## WRITTEN TASK
Output all entries verbatim. Skip pictures.

## TASK INPUTS

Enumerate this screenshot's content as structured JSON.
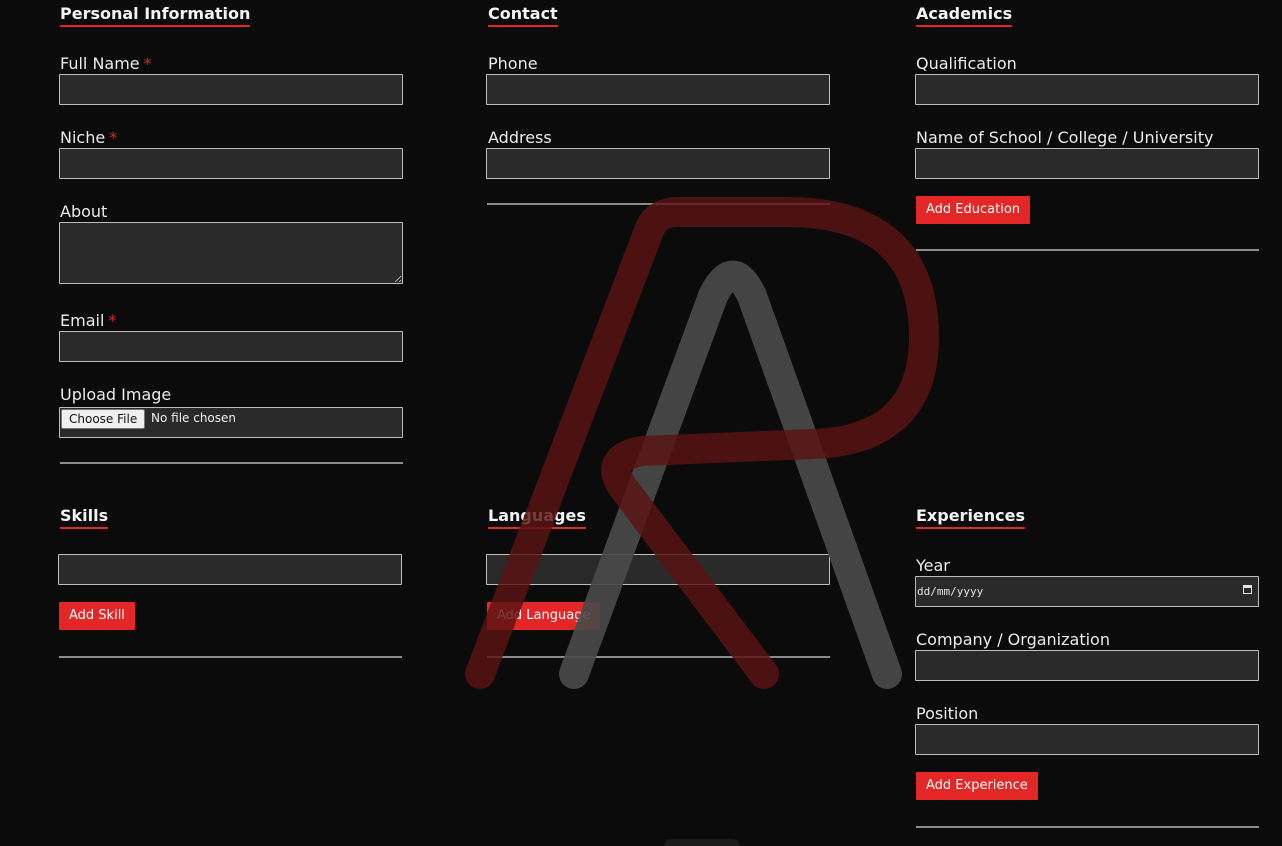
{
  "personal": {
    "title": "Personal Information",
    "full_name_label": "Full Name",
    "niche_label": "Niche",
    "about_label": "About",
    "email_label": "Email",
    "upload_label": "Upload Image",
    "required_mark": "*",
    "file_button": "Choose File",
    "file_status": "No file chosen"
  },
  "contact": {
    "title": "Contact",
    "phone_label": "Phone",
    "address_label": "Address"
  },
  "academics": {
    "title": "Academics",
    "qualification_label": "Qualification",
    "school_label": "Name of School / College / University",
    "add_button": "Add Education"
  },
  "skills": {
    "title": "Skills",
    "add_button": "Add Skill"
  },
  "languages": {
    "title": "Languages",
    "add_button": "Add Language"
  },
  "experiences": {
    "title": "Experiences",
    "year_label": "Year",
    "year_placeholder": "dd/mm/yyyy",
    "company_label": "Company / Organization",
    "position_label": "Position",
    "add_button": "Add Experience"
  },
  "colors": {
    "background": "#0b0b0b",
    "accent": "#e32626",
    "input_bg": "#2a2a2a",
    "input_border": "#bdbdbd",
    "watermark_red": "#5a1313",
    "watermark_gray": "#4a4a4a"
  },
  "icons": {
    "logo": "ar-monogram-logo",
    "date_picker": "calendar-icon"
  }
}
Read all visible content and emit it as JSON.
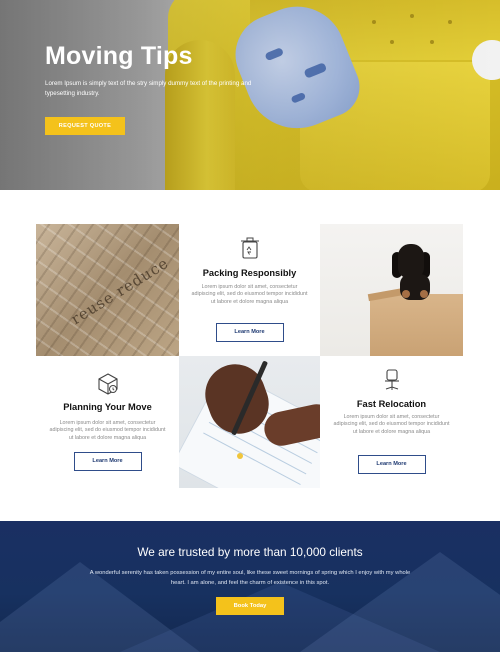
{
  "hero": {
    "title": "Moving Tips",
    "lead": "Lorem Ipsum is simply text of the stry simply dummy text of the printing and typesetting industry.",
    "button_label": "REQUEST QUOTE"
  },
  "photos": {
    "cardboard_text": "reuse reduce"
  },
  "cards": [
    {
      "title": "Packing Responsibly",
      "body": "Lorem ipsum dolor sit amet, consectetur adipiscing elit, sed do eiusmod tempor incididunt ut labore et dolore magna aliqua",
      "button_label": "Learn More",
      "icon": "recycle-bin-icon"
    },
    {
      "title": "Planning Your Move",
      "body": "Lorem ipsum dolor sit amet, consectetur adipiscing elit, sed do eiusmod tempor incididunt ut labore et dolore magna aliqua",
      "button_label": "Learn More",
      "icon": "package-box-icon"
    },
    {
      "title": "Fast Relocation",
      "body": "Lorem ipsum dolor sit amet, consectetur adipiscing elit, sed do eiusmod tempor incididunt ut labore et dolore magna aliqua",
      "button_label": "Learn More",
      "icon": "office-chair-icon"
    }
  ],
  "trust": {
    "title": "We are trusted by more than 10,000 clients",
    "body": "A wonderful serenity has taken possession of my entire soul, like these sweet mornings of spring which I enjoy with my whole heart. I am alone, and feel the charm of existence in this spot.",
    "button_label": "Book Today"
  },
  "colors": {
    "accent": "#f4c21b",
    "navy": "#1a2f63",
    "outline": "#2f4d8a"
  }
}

## SOLUTION TO THE EXERCISE
Enumerate this screenshot's content as structured JSON.
{
  "personal": {
    "title": "Personal Information",
    "full_name_label": "Full Name",
    "niche_label": "Niche",
    "about_label": "About",
    "email_label": "Email",
    "upload_label": "Upload Image",
    "required_mark": "*",
    "file_button": "Choose File",
    "file_status": "No file chosen"
  },
  "contact": {
    "title": "Contact",
    "phone_label": "Phone",
    "address_label": "Address"
  },
  "academics": {
    "title": "Academics",
    "qualification_label": "Qualification",
    "school_label": "Name of School / College / University",
    "add_button": "Add Education"
  },
  "skills": {
    "title": "Skills",
    "add_button": "Add Skill"
  },
  "languages": {
    "title": "Languages",
    "add_button": "Add Language"
  },
  "experiences": {
    "title": "Experiences",
    "year_label": "Year",
    "year_placeholder": "dd/mm/yyyy",
    "company_label": "Company / Organization",
    "position_label": "Position",
    "add_button": "Add Experience"
  },
  "colors": {
    "background": "#0b0b0b",
    "accent": "#e32626",
    "input_bg": "#2a2a2a",
    "input_border": "#bdbdbd",
    "watermark_red": "#5a1313",
    "watermark_gray": "#4a4a4a"
  },
  "icons": {
    "logo": "ar-monogram-logo",
    "date_picker": "calendar-icon"
  }
}
Read all visible content and emit it as JSON.
{
  "hero": {
    "title": "Moving Tips",
    "lead": "Lorem Ipsum is simply text of the stry simply dummy text of the printing and typesetting industry.",
    "button_label": "REQUEST QUOTE"
  },
  "photos": {
    "cardboard_text": "reuse reduce"
  },
  "cards": [
    {
      "title": "Packing Responsibly",
      "body": "Lorem ipsum dolor sit amet, consectetur adipiscing elit, sed do eiusmod tempor incididunt ut labore et dolore magna aliqua",
      "button_label": "Learn More",
      "icon": "recycle-bin-icon"
    },
    {
      "title": "Planning Your Move",
      "body": "Lorem ipsum dolor sit amet, consectetur adipiscing elit, sed do eiusmod tempor incididunt ut labore et dolore magna aliqua",
      "button_label": "Learn More",
      "icon": "package-box-icon"
    },
    {
      "title": "Fast Relocation",
      "body": "Lorem ipsum dolor sit amet, consectetur adipiscing elit, sed do eiusmod tempor incididunt ut labore et dolore magna aliqua",
      "button_label": "Learn More",
      "icon": "office-chair-icon"
    }
  ],
  "trust": {
    "title": "We are trusted by more than 10,000 clients",
    "body": "A wonderful serenity has taken possession of my entire soul, like these sweet mornings of spring which I enjoy with my whole heart. I am alone, and feel the charm of existence in this spot.",
    "button_label": "Book Today"
  },
  "colors": {
    "accent": "#f4c21b",
    "navy": "#1a2f63",
    "outline": "#2f4d8a"
  }
}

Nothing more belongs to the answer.